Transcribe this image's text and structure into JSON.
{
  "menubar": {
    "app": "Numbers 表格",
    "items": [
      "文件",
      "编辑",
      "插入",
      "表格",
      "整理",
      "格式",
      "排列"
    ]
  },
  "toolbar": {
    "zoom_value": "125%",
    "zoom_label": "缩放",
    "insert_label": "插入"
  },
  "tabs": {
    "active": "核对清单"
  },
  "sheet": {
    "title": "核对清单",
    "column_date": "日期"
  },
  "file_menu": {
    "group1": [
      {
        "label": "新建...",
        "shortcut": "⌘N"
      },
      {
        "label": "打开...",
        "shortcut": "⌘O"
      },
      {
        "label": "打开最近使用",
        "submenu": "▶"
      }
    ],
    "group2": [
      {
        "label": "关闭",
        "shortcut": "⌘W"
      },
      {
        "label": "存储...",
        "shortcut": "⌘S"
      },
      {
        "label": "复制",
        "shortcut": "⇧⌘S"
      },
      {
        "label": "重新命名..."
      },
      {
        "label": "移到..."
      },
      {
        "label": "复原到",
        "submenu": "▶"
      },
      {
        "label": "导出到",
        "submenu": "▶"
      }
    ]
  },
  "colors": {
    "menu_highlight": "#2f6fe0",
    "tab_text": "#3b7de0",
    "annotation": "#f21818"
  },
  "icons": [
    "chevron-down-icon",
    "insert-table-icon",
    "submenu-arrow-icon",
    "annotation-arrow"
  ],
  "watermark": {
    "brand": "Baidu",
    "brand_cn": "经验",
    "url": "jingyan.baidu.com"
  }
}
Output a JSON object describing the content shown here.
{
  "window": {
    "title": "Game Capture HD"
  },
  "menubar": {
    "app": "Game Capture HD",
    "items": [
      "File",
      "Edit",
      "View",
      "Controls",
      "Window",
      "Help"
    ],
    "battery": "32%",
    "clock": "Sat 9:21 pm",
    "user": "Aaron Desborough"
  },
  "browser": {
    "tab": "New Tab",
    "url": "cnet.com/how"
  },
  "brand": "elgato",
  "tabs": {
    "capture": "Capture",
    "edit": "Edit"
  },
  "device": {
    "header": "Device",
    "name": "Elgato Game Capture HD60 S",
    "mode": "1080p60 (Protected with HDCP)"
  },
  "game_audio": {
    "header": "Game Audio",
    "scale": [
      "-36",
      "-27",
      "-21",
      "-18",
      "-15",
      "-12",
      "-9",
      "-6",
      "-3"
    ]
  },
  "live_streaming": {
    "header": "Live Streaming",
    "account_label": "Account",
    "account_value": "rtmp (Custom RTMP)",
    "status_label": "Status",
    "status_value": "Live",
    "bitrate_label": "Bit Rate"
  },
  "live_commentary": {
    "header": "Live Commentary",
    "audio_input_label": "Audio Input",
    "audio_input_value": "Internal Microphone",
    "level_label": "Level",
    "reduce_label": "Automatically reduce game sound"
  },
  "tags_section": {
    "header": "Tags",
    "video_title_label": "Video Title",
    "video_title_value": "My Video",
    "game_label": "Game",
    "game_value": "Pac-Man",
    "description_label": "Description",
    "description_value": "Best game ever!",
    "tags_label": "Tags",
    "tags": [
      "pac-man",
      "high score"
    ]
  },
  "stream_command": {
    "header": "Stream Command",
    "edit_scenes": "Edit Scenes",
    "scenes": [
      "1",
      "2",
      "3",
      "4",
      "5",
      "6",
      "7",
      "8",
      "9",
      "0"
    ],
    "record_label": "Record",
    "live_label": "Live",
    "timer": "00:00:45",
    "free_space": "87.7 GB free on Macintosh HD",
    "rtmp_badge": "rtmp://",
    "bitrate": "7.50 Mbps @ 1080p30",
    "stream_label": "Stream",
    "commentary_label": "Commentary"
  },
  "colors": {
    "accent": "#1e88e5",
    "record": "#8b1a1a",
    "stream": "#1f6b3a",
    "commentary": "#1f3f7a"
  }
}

────────────────

» **CHALLENGE**:
Restate the whole listing exactly.

» **RESPONSE TO THE TASK**:
Transcribe this image's text and structure into JSON.
{
  "menubar": {
    "app": "Numbers 表格",
    "items": [
      "文件",
      "编辑",
      "插入",
      "表格",
      "整理",
      "格式",
      "排列"
    ]
  },
  "toolbar": {
    "zoom_value": "125%",
    "zoom_label": "缩放",
    "insert_label": "插入"
  },
  "tabs": {
    "active": "核对清单"
  },
  "sheet": {
    "title": "核对清单",
    "column_date": "日期"
  },
  "file_menu": {
    "group1": [
      {
        "label": "新建...",
        "shortcut": "⌘N"
      },
      {
        "label": "打开...",
        "shortcut": "⌘O"
      },
      {
        "label": "打开最近使用",
        "submenu": "▶"
      }
    ],
    "group2": [
      {
        "label": "关闭",
        "shortcut": "⌘W"
      },
      {
        "label": "存储...",
        "shortcut": "⌘S"
      },
      {
        "label": "复制",
        "shortcut": "⇧⌘S"
      },
      {
        "label": "重新命名..."
      },
      {
        "label": "移到..."
      },
      {
        "label": "复原到",
        "submenu": "▶"
      },
      {
        "label": "导出到",
        "submenu": "▶"
      }
    ]
  },
  "colors": {
    "menu_highlight": "#2f6fe0",
    "tab_text": "#3b7de0",
    "annotation": "#f21818"
  },
  "icons": [
    "chevron-down-icon",
    "insert-table-icon",
    "submenu-arrow-icon",
    "annotation-arrow"
  ],
  "watermark": {
    "brand": "Baidu",
    "brand_cn": "经验",
    "url": "jingyan.baidu.com"
  }
}
Output a JSON object describing the content shown here.
{
  "window": {
    "title": "Game Capture HD"
  },
  "menubar": {
    "app": "Game Capture HD",
    "items": [
      "File",
      "Edit",
      "View",
      "Controls",
      "Window",
      "Help"
    ],
    "battery": "32%",
    "clock": "Sat 9:21 pm",
    "user": "Aaron Desborough"
  },
  "browser": {
    "tab": "New Tab",
    "url": "cnet.com/how"
  },
  "brand": "elgato",
  "tabs": {
    "capture": "Capture",
    "edit": "Edit"
  },
  "device": {
    "header": "Device",
    "name": "Elgato Game Capture HD60 S",
    "mode": "1080p60 (Protected with HDCP)"
  },
  "game_audio": {
    "header": "Game Audio",
    "scale": [
      "-36",
      "-27",
      "-21",
      "-18",
      "-15",
      "-12",
      "-9",
      "-6",
      "-3"
    ]
  },
  "live_streaming": {
    "header": "Live Streaming",
    "account_label": "Account",
    "account_value": "rtmp (Custom RTMP)",
    "status_label": "Status",
    "status_value": "Live",
    "bitrate_label": "Bit Rate"
  },
  "live_commentary": {
    "header": "Live Commentary",
    "audio_input_label": "Audio Input",
    "audio_input_value": "Internal Microphone",
    "level_label": "Level",
    "reduce_label": "Automatically reduce game sound"
  },
  "tags_section": {
    "header": "Tags",
    "video_title_label": "Video Title",
    "video_title_value": "My Video",
    "game_label": "Game",
    "game_value": "Pac-Man",
    "description_label": "Description",
    "description_value": "Best game ever!",
    "tags_label": "Tags",
    "tags": [
      "pac-man",
      "high score"
    ]
  },
  "stream_command": {
    "header": "Stream Command",
    "edit_scenes": "Edit Scenes",
    "scenes": [
      "1",
      "2",
      "3",
      "4",
      "5",
      "6",
      "7",
      "8",
      "9",
      "0"
    ],
    "record_label": "Record",
    "live_label": "Live",
    "timer": "00:00:45",
    "free_space": "87.7 GB free on Macintosh HD",
    "rtmp_badge": "rtmp://",
    "bitrate": "7.50 Mbps @ 1080p30",
    "stream_label": "Stream",
    "commentary_label": "Commentary"
  },
  "colors": {
    "accent": "#1e88e5",
    "record": "#8b1a1a",
    "stream": "#1f6b3a",
    "commentary": "#1f3f7a"
  }
}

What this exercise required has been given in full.